__REQUIRED WORK__
Write out all the material exactly. Leave nothing out.

__INPUT DATA__
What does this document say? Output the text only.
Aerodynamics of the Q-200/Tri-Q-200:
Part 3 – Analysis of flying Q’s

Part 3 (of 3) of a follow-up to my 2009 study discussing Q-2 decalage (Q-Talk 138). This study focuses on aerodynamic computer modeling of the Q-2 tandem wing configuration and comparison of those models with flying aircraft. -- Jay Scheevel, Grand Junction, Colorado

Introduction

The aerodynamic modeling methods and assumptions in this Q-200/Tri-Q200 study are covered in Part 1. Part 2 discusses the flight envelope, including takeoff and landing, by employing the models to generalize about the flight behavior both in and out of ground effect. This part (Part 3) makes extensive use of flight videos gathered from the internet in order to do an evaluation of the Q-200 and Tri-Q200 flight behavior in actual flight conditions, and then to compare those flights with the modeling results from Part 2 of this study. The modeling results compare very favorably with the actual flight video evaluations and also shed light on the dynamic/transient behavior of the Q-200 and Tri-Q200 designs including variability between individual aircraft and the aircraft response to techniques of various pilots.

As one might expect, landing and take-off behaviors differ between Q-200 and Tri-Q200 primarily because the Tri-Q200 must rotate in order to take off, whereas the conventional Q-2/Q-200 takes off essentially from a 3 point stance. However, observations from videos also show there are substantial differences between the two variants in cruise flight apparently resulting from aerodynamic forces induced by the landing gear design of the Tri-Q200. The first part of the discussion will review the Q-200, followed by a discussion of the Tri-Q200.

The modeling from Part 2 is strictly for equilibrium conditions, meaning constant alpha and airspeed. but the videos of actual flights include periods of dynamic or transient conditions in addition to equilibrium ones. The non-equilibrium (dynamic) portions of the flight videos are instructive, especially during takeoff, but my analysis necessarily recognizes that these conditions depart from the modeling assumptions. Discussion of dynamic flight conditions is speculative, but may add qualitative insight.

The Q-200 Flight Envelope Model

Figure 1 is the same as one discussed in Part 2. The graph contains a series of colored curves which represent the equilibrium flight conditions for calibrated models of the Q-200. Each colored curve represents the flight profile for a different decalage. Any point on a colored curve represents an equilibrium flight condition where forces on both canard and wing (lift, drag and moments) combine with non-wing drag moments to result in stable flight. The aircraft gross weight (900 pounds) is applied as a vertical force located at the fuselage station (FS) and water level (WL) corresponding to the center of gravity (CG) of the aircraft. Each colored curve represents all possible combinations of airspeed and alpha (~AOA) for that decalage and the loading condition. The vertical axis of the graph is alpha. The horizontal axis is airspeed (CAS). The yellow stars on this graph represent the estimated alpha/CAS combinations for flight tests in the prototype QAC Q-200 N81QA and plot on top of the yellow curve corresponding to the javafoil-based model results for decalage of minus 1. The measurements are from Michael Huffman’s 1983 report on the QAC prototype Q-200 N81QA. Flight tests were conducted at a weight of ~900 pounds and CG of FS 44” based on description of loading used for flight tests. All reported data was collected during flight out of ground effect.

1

__ANSWER TO THE PROBLEM__
What does this document say? Output the text only.
Aerodynamics of the Q-200/Tri-Q-200:
Part 3 – Analysis of flying Q’s

Part 3 (of 3) of a follow-up to my 2009 study discussing Q-2 decalage (Q-Talk 138). This study focuses on aerodynamic computer modeling of the Q-2 tandem wing configuration and comparison of those models with flying aircraft. -- Jay Scheevel, Grand Junction, Colorado

Introduction

The aerodynamic modeling methods and assumptions in this Q-200/Tri-Q200 study are covered in Part 1. Part 2 discusses the flight envelope, including takeoff and landing, by employing the models to generalize about the flight behavior both in and out of ground effect. This part (Part 3) makes extensive use of flight videos gathered from the internet in order to do an evaluation of the Q-200 and Tri-Q200 flight behavior in actual flight conditions, and then to compare those flights with the modeling results from Part 2 of this study. The modeling results compare very favorably with the actual flight video evaluations and also shed light on the dynamic/transient behavior of the Q-200 and Tri-Q200 designs including variability between individual aircraft and the aircraft response to techniques of various pilots.

As one might expect, landing and take-off behaviors differ between Q-200 and Tri-Q200 primarily because the Tri-Q200 must rotate in order to take off, whereas the conventional Q-2/Q-200 takes off essentially from a 3 point stance. However, observations from videos also show there are substantial differences between the two variants in cruise flight apparently resulting from aerodynamic forces induced by the landing gear design of the Tri-Q200. The first part of the discussion will review the Q-200, followed by a discussion of the Tri-Q200.

The modeling from Part 2 is strictly for equilibrium conditions, meaning constant alpha and airspeed. but the videos of actual flights include periods of dynamic or transient conditions in addition to equilibrium ones. The non-equilibrium (dynamic) portions of the flight videos are instructive, especially during takeoff, but my analysis necessarily recognizes that these conditions depart from the modeling assumptions. Discussion of dynamic flight conditions is speculative, but may add qualitative insight.

The Q-200 Flight Envelope Model

Figure 1 is the same as one discussed in Part 2. The graph contains a series of colored curves which represent the equilibrium flight conditions for calibrated models of the Q-200. Each colored curve represents the flight profile for a different decalage. Any point on a colored curve represents an equilibrium flight condition where forces on both canard and wing (lift, drag and moments) combine with non-wing drag moments to result in stable flight. The aircraft gross weight (900 pounds) is applied as a vertical force located at the fuselage station (FS) and water level (WL) corresponding to the center of gravity (CG) of the aircraft. Each colored curve represents all possible combinations of airspeed and alpha (~AOA) for that decalage and the loading condition. The vertical axis of the graph is alpha. The horizontal axis is airspeed (CAS). The yellow stars on this graph represent the estimated alpha/CAS combinations for flight tests in the prototype QAC Q-200 N81QA and plot on top of the yellow curve corresponding to the javafoil-based model results for decalage of minus 1. The measurements are from Michael Huffman’s 1983 report on the QAC prototype Q-200 N81QA. Flight tests were conducted at a weight of ~900 pounds and CG of FS 44” based on description of loading used for flight tests. All reported data was collected during flight out of ground effect.

1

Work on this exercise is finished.